EPA will address all public comments
in a subsequent final rule based on the
proposed rule. EPA will not institute a
second comment period on this action.
Any parties interested in commenting
must do so at this time.
IV. Statutory and Executive Order
Reviews
A. General Requirements
Under the CAA, the Administrator is
required to approve a SIP submission
that complies with the provisions of the
CAA and applicable Federal regulations.
42 U.S.C. 7410(k); 40 CFR 52.02(a).
Thus, in reviewing SIP submissions,
EPA’s role is to approve state choices,
provided that they meet the criteria of
the CAA. Accordingly, this action
merely approves state law as meeting
Federal requirements and does not
impose additional requirements beyond
those imposed by state law. For that
reason, this action:
• Is not a ‘‘significant regulatory
action’’ subject to review by the Office
of Management and Budget under
Executive Order 12866 (58 FR 51735,
October 4, 1993);
• does not impose an information
collection burden under the provisions
of the Paperwork Reduction Act (44
U.S.C. 3501 et seq.);
• is certified as not having a
significant economic impact on a
substantial number of small entities
under the Regulatory Flexibility Act (5
U.S.C. 601 et seq.);
• does not contain any unfunded
mandate or significantly or uniquely
affect small governments, as described
in the Unfunded Mandates Reform Act
of 1995 (Pub. L. 104–4);
• does not have Federalism
implications as specified in Executive
Order 13132 (64 FR 43255, August 10,
1999);
• is not an economically significant
regulatory action based on health or
safety risks subject to Executive Order
13045 (62 FR 19885, April 23, 1997);
• is not a significant regulatory action
subject to Executive Order 13211 (66 FR
28355, May 22, 2001);
• is not subject to requirements of
Section 12(d) of the National
Technology Transfer and Advancement
Act of 1995 (15 U.S.C. 272 note) because
application of those requirements would
be inconsistent with the CAA; and
• does not provide EPA with the
discretionary authority to address, as
appropriate, disproportionate human
health or environmental effects, using
practicable and legally permissible
methods, under Executive Order 12898
(59 FR 7629, February 16, 1994).
In addition, this rule does not have
tribal implications as specified by
Executive Order 13175 (65 FR 67249,
November 9, 2000), because the SIP is
not approved to apply in Indian country
located in the state, and EPA notes that
it will not impose substantial direct
costs on tribal governments or preempt
tribal law.
B. Submission to Congress and the
Comptroller General
The Congressional Review Act, 5
U.S.C. 801 et seq., as added by the Small
Business Regulatory Enforcement
Fairness Act of 1996, generally provides
that before a rule may take effect, the
agency promulgating the rule must
submit a rule report, which includes a
copy of the rule, to each House of the
Congress and to the Comptroller General
of the United States. EPA will submit a
report containing this action and other
required information to the U.S. Senate,
the U.S. House of Representatives, and
the Comptroller General of the United
States prior to publication of the rule in
the Federal Register. A major rule
cannot take effect until 60 days after it
is published in the Federal Register.

(Material provided):
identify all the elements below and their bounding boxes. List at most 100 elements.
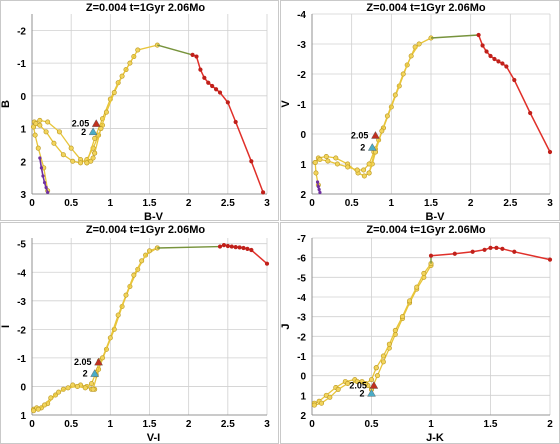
x-tick-label: 0: [29, 419, 35, 430]
data-point: [416, 41, 422, 47]
data-point: [311, 402, 317, 408]
y-tick-label: 1: [300, 391, 306, 402]
data-point: [92, 135, 98, 141]
data-point: [107, 335, 113, 341]
data-point: [428, 253, 434, 258]
x-axis-title: J-K: [426, 432, 444, 444]
data-point: [384, 113, 390, 119]
data-point: [354, 379, 360, 385]
y-tick-label: -7: [297, 234, 306, 245]
mass-marker-triangle: [369, 381, 379, 389]
y-tick-label: -2: [297, 70, 306, 81]
data-point: [363, 381, 369, 387]
series-line: [94, 44, 158, 154]
mass-marker-label: 2: [359, 388, 364, 398]
y-tick-label: -4: [297, 10, 306, 21]
mass-marker-label: 2.05: [72, 119, 90, 129]
data-point: [392, 327, 398, 333]
panel-border: [0, 0, 279, 221]
data-point: [90, 386, 96, 392]
x-tick-label: 1: [108, 198, 114, 209]
x-tick-label: 0.5: [64, 419, 78, 430]
data-point: [65, 385, 71, 391]
x-tick-label: 3: [264, 419, 270, 430]
data-point: [139, 258, 145, 264]
data-point: [386, 341, 392, 347]
data-point: [334, 161, 340, 167]
data-point: [39, 166, 44, 170]
data-point: [392, 92, 398, 98]
data-point: [452, 251, 457, 256]
data-point: [312, 160, 318, 166]
data-point: [31, 408, 37, 414]
data-point: [111, 90, 117, 96]
data-point: [42, 180, 47, 185]
data-point: [335, 386, 341, 392]
data-point: [35, 145, 41, 151]
mass-marker-triangle: [371, 131, 380, 139]
chart-title: Z=0.004 t=1Gyr 2.06Mo: [366, 2, 486, 14]
data-point: [482, 247, 487, 252]
data-point: [206, 80, 211, 85]
data-point: [44, 185, 48, 190]
series-line: [192, 54, 264, 193]
x-tick-label: 0.5: [365, 419, 379, 430]
data-point: [327, 394, 333, 400]
x-tick-label: 2: [186, 198, 192, 209]
data-point: [264, 261, 270, 266]
y-tick-label: -3: [17, 297, 26, 308]
x-tick-label: 3: [547, 198, 553, 209]
data-point: [325, 158, 331, 164]
y-tick-label: -5: [17, 240, 26, 251]
data-point: [217, 90, 223, 95]
data-point: [60, 152, 66, 158]
data-point: [492, 56, 497, 62]
y-tick-label: 0: [20, 382, 26, 393]
chart-title: Z=0.004 t=1Gyr 2.06Mo: [86, 224, 206, 236]
data-point: [198, 67, 203, 72]
data-point: [547, 257, 553, 262]
data-point: [32, 132, 38, 138]
data-point: [368, 377, 374, 383]
series-line: [157, 44, 193, 56]
x-tick-label: 1.5: [484, 419, 498, 430]
x-tick-label: 0: [309, 198, 315, 209]
data-point: [512, 249, 517, 254]
mass-marker-label: 2: [360, 143, 365, 153]
data-point: [318, 190, 322, 195]
x-tick-label: 2.5: [221, 419, 235, 430]
data-point: [119, 73, 125, 79]
y-tick-label: -1: [297, 352, 306, 363]
data-point: [373, 365, 379, 371]
data-point: [249, 159, 254, 164]
data-point: [237, 245, 242, 250]
y-tick-label: -1: [17, 354, 26, 365]
data-point: [210, 83, 215, 89]
data-point: [407, 298, 413, 304]
data-point: [366, 170, 372, 176]
data-point: [414, 284, 420, 290]
y-tick-label: 0: [20, 92, 26, 103]
x-tick-label: 3: [264, 198, 270, 209]
chart-panel: 0 0.5 1 1.5 2 2.5 3 -4 -3 -2 -1 0 1 2 2.05 2 Z=0.004 t=1…: [280, 0, 560, 223]
y-tick-label: -1: [17, 59, 26, 70]
y-tick-label: -1: [297, 100, 306, 111]
data-point: [131, 272, 137, 278]
y-tick-label: -2: [297, 332, 306, 343]
data-point: [194, 54, 199, 59]
x-tick-label: 0.5: [64, 198, 78, 209]
mass-marker-label: 2: [83, 369, 88, 379]
data-point: [315, 180, 320, 184]
data-point: [43, 129, 49, 135]
data-point: [100, 355, 106, 361]
panel-border: [280, 222, 560, 444]
data-point: [135, 47, 141, 53]
data-point: [90, 155, 96, 161]
data-point: [225, 100, 230, 105]
data-point: [31, 124, 37, 130]
data-point: [488, 53, 493, 59]
data-point: [89, 381, 95, 387]
series-line: [370, 265, 432, 390]
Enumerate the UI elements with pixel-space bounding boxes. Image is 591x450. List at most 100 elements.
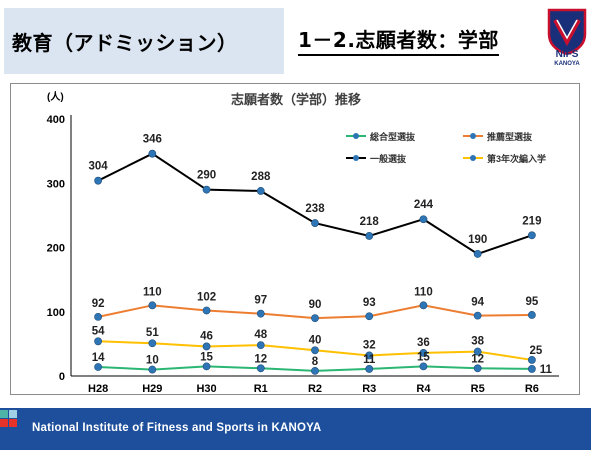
data-point	[419, 215, 428, 224]
data-point	[365, 351, 374, 360]
data-point	[202, 306, 211, 315]
applicants-line-chart: 志願者数（学部）推移 (人) 0 100 200 300 400 H28 H29 H30 R1 R2 R…	[47, 90, 559, 395]
data-label: 97	[254, 295, 267, 307]
data-label: 25	[529, 345, 542, 357]
x-tick-label: H30	[196, 383, 216, 395]
data-point	[148, 365, 157, 374]
data-point	[527, 231, 536, 240]
data-label: 304	[89, 161, 109, 173]
data-point	[473, 364, 482, 373]
data-point	[94, 363, 103, 371]
data-point	[527, 365, 536, 373]
data-point	[365, 232, 374, 240]
x-tick-label: R3	[362, 383, 376, 395]
data-label: 14	[92, 352, 105, 364]
logo-text: NIFS KANOYA	[547, 50, 587, 68]
y-tick-label: 200	[47, 243, 65, 255]
data-point	[419, 362, 428, 371]
data-label: 40	[309, 334, 322, 346]
data-label: 92	[92, 298, 105, 310]
footer-square-red-2	[9, 419, 17, 427]
data-label: 102	[197, 291, 216, 303]
data-label: 51	[146, 327, 159, 339]
data-label: 218	[360, 216, 380, 228]
data-point	[473, 347, 482, 356]
footer-bar: National Institute of Fitness and Sports…	[0, 408, 591, 450]
data-point	[311, 366, 319, 375]
data-label: 36	[417, 337, 430, 349]
data-point	[94, 176, 103, 185]
data-point	[202, 342, 211, 351]
data-label: 11	[540, 364, 553, 376]
y-tick-label: 0	[59, 371, 65, 383]
legend-swatch-marker	[353, 133, 359, 139]
data-label: 90	[309, 299, 322, 311]
y-tick-label: 100	[47, 307, 65, 319]
data-label: 346	[143, 134, 162, 146]
x-tick-label: R4	[416, 383, 431, 395]
legend-label: 総合型選抜	[370, 131, 416, 142]
data-point	[148, 339, 157, 348]
data-label: 32	[363, 339, 376, 351]
footer-text: National Institute of Fitness and Sports…	[32, 422, 322, 434]
data-point	[256, 187, 265, 195]
logo-sub-text: KANOYA	[554, 61, 580, 67]
legend-swatch-marker	[470, 155, 476, 161]
data-point	[202, 185, 211, 194]
footer-square-red	[0, 419, 8, 427]
data-label: 290	[197, 170, 216, 182]
data-label: 219	[522, 215, 541, 227]
data-label: 12	[471, 353, 484, 365]
data-label: 12	[254, 353, 267, 365]
footer-squares	[0, 408, 18, 450]
data-label: 38	[471, 336, 484, 348]
data-point	[419, 301, 428, 310]
university-logo	[547, 8, 587, 56]
section-title: 教育（アドミッション）	[4, 8, 284, 74]
data-label: 10	[146, 355, 159, 367]
slide-title: 1－2.志願者数：学部	[298, 24, 499, 56]
data-label: 15	[200, 351, 213, 363]
data-label: 54	[92, 325, 105, 337]
y-tick-label: 400	[47, 114, 65, 126]
data-point	[94, 337, 103, 346]
data-point	[365, 312, 374, 321]
chart-panel: 志願者数（学部）推移 (人) 0 100 200 300 400 H28 H29 H30 R1 R2 R…	[10, 83, 580, 395]
x-tick-label: R2	[308, 383, 322, 395]
data-point	[256, 364, 265, 373]
data-label: 11	[363, 354, 376, 366]
legend-label: 一般選抜	[370, 153, 407, 164]
footer-square-light	[9, 410, 17, 418]
data-point	[311, 314, 319, 323]
legend-label: 第3年次編入学	[487, 153, 546, 164]
x-tick-label: H28	[88, 383, 108, 395]
data-label: 244	[414, 199, 434, 211]
data-label: 94	[471, 297, 484, 309]
data-point	[94, 312, 103, 321]
data-label: 190	[468, 234, 487, 246]
legend-swatch-marker	[353, 155, 359, 161]
data-point	[365, 365, 374, 373]
data-label: 15	[417, 351, 430, 363]
legend-swatch-marker	[470, 133, 476, 139]
data-label: 8	[312, 356, 319, 368]
data-point	[419, 348, 428, 357]
x-tick-label: R6	[525, 383, 539, 395]
logo-main-text: NIFS	[555, 49, 579, 60]
data-point	[311, 219, 319, 227]
footer-square-teal	[0, 410, 8, 418]
y-axis-label: (人)	[47, 90, 64, 103]
data-label: 110	[414, 286, 433, 298]
data-point	[473, 250, 482, 258]
data-point	[527, 311, 536, 319]
data-point	[148, 301, 157, 310]
y-tick-label: 300	[47, 178, 65, 190]
data-point	[256, 341, 265, 350]
data-label: 238	[305, 203, 325, 215]
x-tick-label: R1	[254, 383, 268, 395]
legend-label: 推薦型選抜	[487, 131, 533, 142]
data-label: 46	[200, 330, 213, 342]
data-point	[148, 149, 157, 158]
chart-title: 志願者数（学部）推移	[231, 92, 361, 107]
data-label: 95	[525, 296, 538, 308]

(Given task): Repeat the stretch of the EPA rule text above from "EPA will address" through "at this time.", word for word.

(Reply):
EPA will address all public comments
in a subsequent final rule based on the
proposed rule. EPA will not institute a
second comment period on this action.
Any parties interested in commenting
must do so at this time.